Using the data below, copy every line that contains the word "Center".

[Stored data entries]
——————
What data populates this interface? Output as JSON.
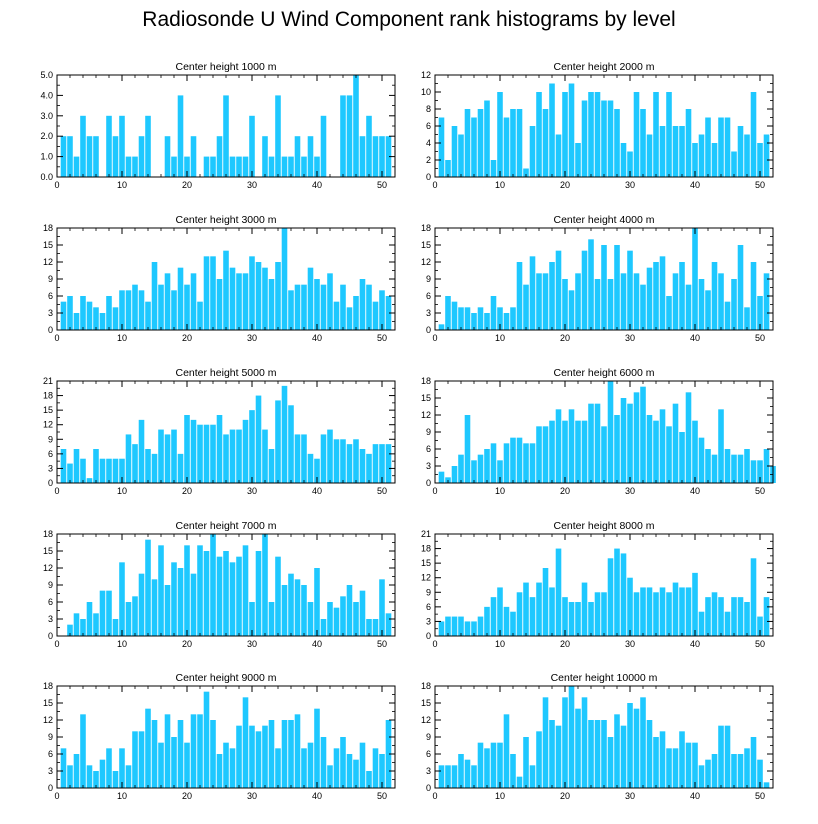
{
  "title": "Radiosonde U Wind Component rank histograms by level",
  "colors": {
    "bar": "#1ec8ff",
    "axis": "#000000",
    "background": "#ffffff"
  },
  "chart_data": [
    {
      "type": "bar",
      "title": "Center height 1000 m",
      "xlim": [
        0,
        52
      ],
      "ylim": [
        0,
        5
      ],
      "xticks": [
        0,
        10,
        20,
        30,
        40,
        50
      ],
      "yticks": [
        0.0,
        1.0,
        2.0,
        3.0,
        4.0,
        5.0
      ],
      "ytick_decimals": 1,
      "values": [
        2,
        2,
        1,
        3,
        2,
        2,
        0,
        3,
        2,
        3,
        1,
        1,
        2,
        3,
        0,
        0,
        2,
        1,
        4,
        1,
        2,
        0,
        1,
        1,
        2,
        4,
        1,
        1,
        1,
        3,
        0,
        2,
        1,
        4,
        1,
        1,
        2,
        1,
        2,
        1,
        3,
        0,
        0,
        4,
        4,
        5,
        2,
        3,
        2,
        2,
        2
      ]
    },
    {
      "type": "bar",
      "title": "Center height 2000 m",
      "xlim": [
        0,
        52
      ],
      "ylim": [
        0,
        12
      ],
      "xticks": [
        0,
        10,
        20,
        30,
        40,
        50
      ],
      "yticks": [
        0,
        2,
        4,
        6,
        8,
        10,
        12
      ],
      "ytick_decimals": 0,
      "values": [
        7,
        2,
        6,
        5,
        8,
        7,
        8,
        9,
        2,
        10,
        7,
        8,
        8,
        1,
        6,
        10,
        8,
        11,
        5,
        10,
        11,
        4,
        9,
        10,
        10,
        9,
        9,
        8,
        4,
        3,
        10,
        8,
        5,
        10,
        6,
        10,
        6,
        6,
        8,
        4,
        5,
        7,
        4,
        7,
        7,
        3,
        6,
        5,
        10,
        4,
        5
      ]
    },
    {
      "type": "bar",
      "title": "Center height 3000 m",
      "xlim": [
        0,
        52
      ],
      "ylim": [
        0,
        18
      ],
      "xticks": [
        0,
        10,
        20,
        30,
        40,
        50
      ],
      "yticks": [
        0,
        3,
        6,
        9,
        12,
        15,
        18
      ],
      "ytick_decimals": 0,
      "values": [
        5,
        6,
        3,
        6,
        5,
        4,
        3,
        6,
        4,
        7,
        7,
        8,
        7,
        5,
        12,
        8,
        10,
        7,
        11,
        8,
        10,
        5,
        13,
        13,
        9,
        14,
        11,
        10,
        10,
        13,
        12,
        11,
        9,
        12,
        18,
        7,
        8,
        8,
        11,
        9,
        8,
        10,
        5,
        8,
        4,
        6,
        9,
        8,
        5,
        7,
        6
      ]
    },
    {
      "type": "bar",
      "title": "Center height 4000 m",
      "xlim": [
        0,
        52
      ],
      "ylim": [
        0,
        18
      ],
      "xticks": [
        0,
        10,
        20,
        30,
        40,
        50
      ],
      "yticks": [
        0,
        3,
        6,
        9,
        12,
        15,
        18
      ],
      "ytick_decimals": 0,
      "values": [
        1,
        6,
        5,
        4,
        4,
        3,
        4,
        3,
        6,
        4,
        3,
        4,
        12,
        8,
        13,
        10,
        10,
        12,
        14,
        9,
        7,
        10,
        14,
        16,
        9,
        15,
        9,
        15,
        10,
        14,
        10,
        8,
        11,
        12,
        13,
        6,
        10,
        12,
        8,
        18,
        9,
        7,
        12,
        10,
        5,
        9,
        15,
        4,
        12,
        6,
        10
      ]
    },
    {
      "type": "bar",
      "title": "Center height 5000 m",
      "xlim": [
        0,
        52
      ],
      "ylim": [
        0,
        21
      ],
      "xticks": [
        0,
        10,
        20,
        30,
        40,
        50
      ],
      "yticks": [
        0,
        3,
        6,
        9,
        12,
        15,
        18,
        21
      ],
      "ytick_decimals": 0,
      "values": [
        7,
        4,
        7,
        5,
        1,
        7,
        5,
        5,
        5,
        5,
        10,
        8,
        13,
        7,
        6,
        11,
        10,
        11,
        6,
        14,
        13,
        12,
        12,
        12,
        14,
        10,
        11,
        11,
        13,
        15,
        18,
        11,
        7,
        17,
        20,
        16,
        10,
        10,
        6,
        5,
        10,
        11,
        9,
        9,
        8,
        9,
        7,
        6,
        8,
        8,
        8
      ]
    },
    {
      "type": "bar",
      "title": "Center height 6000 m",
      "xlim": [
        0,
        52
      ],
      "ylim": [
        0,
        18
      ],
      "xticks": [
        0,
        10,
        20,
        30,
        40,
        50
      ],
      "yticks": [
        0,
        3,
        6,
        9,
        12,
        15,
        18
      ],
      "ytick_decimals": 0,
      "values": [
        2,
        1,
        3,
        5,
        12,
        4,
        5,
        6,
        7,
        4,
        7,
        8,
        8,
        7,
        7,
        10,
        10,
        11,
        13,
        11,
        13,
        11,
        11,
        14,
        14,
        10,
        18,
        12,
        15,
        14,
        16,
        17,
        12,
        11,
        13,
        10,
        14,
        9,
        16,
        11,
        8,
        6,
        5,
        13,
        6,
        5,
        5,
        6,
        4,
        4,
        6,
        3
      ]
    },
    {
      "type": "bar",
      "title": "Center height 7000 m",
      "xlim": [
        0,
        52
      ],
      "ylim": [
        0,
        18
      ],
      "xticks": [
        0,
        10,
        20,
        30,
        40,
        50
      ],
      "yticks": [
        0,
        3,
        6,
        9,
        12,
        15,
        18
      ],
      "ytick_decimals": 0,
      "values": [
        0,
        2,
        4,
        3,
        6,
        4,
        8,
        8,
        3,
        13,
        6,
        7,
        11,
        17,
        10,
        16,
        9,
        13,
        12,
        16,
        11,
        16,
        15,
        18,
        14,
        15,
        13,
        14,
        16,
        6,
        15,
        18,
        6,
        14,
        9,
        11,
        10,
        9,
        6,
        12,
        3,
        6,
        5,
        7,
        9,
        6,
        8,
        3,
        3,
        10,
        4
      ]
    },
    {
      "type": "bar",
      "title": "Center height 8000 m",
      "xlim": [
        0,
        52
      ],
      "ylim": [
        0,
        21
      ],
      "xticks": [
        0,
        10,
        20,
        30,
        40,
        50
      ],
      "yticks": [
        0,
        3,
        6,
        9,
        12,
        15,
        18,
        21
      ],
      "ytick_decimals": 0,
      "values": [
        3,
        4,
        4,
        4,
        3,
        3,
        4,
        6,
        8,
        10,
        6,
        5,
        9,
        11,
        8,
        11,
        14,
        10,
        18,
        8,
        7,
        7,
        11,
        7,
        9,
        9,
        16,
        18,
        17,
        12,
        9,
        10,
        10,
        9,
        10,
        9,
        11,
        10,
        10,
        13,
        5,
        8,
        9,
        8,
        5,
        8,
        8,
        7,
        16,
        4,
        8
      ]
    },
    {
      "type": "bar",
      "title": "Center height 9000 m",
      "xlim": [
        0,
        52
      ],
      "ylim": [
        0,
        18
      ],
      "xticks": [
        0,
        10,
        20,
        30,
        40,
        50
      ],
      "yticks": [
        0,
        3,
        6,
        9,
        12,
        15,
        18
      ],
      "ytick_decimals": 0,
      "values": [
        7,
        4,
        6,
        13,
        4,
        3,
        5,
        7,
        3,
        7,
        4,
        10,
        10,
        14,
        12,
        8,
        13,
        9,
        12,
        8,
        13,
        13,
        17,
        12,
        6,
        8,
        7,
        11,
        16,
        11,
        10,
        11,
        12,
        7,
        12,
        12,
        13,
        7,
        8,
        14,
        9,
        4,
        7,
        9,
        6,
        5,
        8,
        3,
        7,
        6,
        12
      ]
    },
    {
      "type": "bar",
      "title": "Center height 10000 m",
      "xlim": [
        0,
        52
      ],
      "ylim": [
        0,
        18
      ],
      "xticks": [
        0,
        10,
        20,
        30,
        40,
        50
      ],
      "yticks": [
        0,
        3,
        6,
        9,
        12,
        15,
        18
      ],
      "ytick_decimals": 0,
      "values": [
        4,
        4,
        4,
        6,
        5,
        4,
        8,
        7,
        8,
        8,
        13,
        6,
        2,
        9,
        4,
        10,
        16,
        12,
        11,
        16,
        18,
        14,
        16,
        12,
        12,
        12,
        9,
        13,
        11,
        15,
        14,
        16,
        12,
        9,
        10,
        7,
        7,
        10,
        8,
        8,
        4,
        5,
        6,
        11,
        11,
        6,
        6,
        7,
        9,
        5,
        1
      ]
    }
  ]
}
——————
» THE RESULT
      "title": "Center height 1000 m",
      "title": "Center height 2000 m",
      "title": "Center height 3000 m",
      "title": "Center height 4000 m",
      "title": "Center height 5000 m",
      "title": "Center height 6000 m",
      "title": "Center height 7000 m",
      "title": "Center height 8000 m",
      "title": "Center height 9000 m",
      "title": "Center height 10000 m",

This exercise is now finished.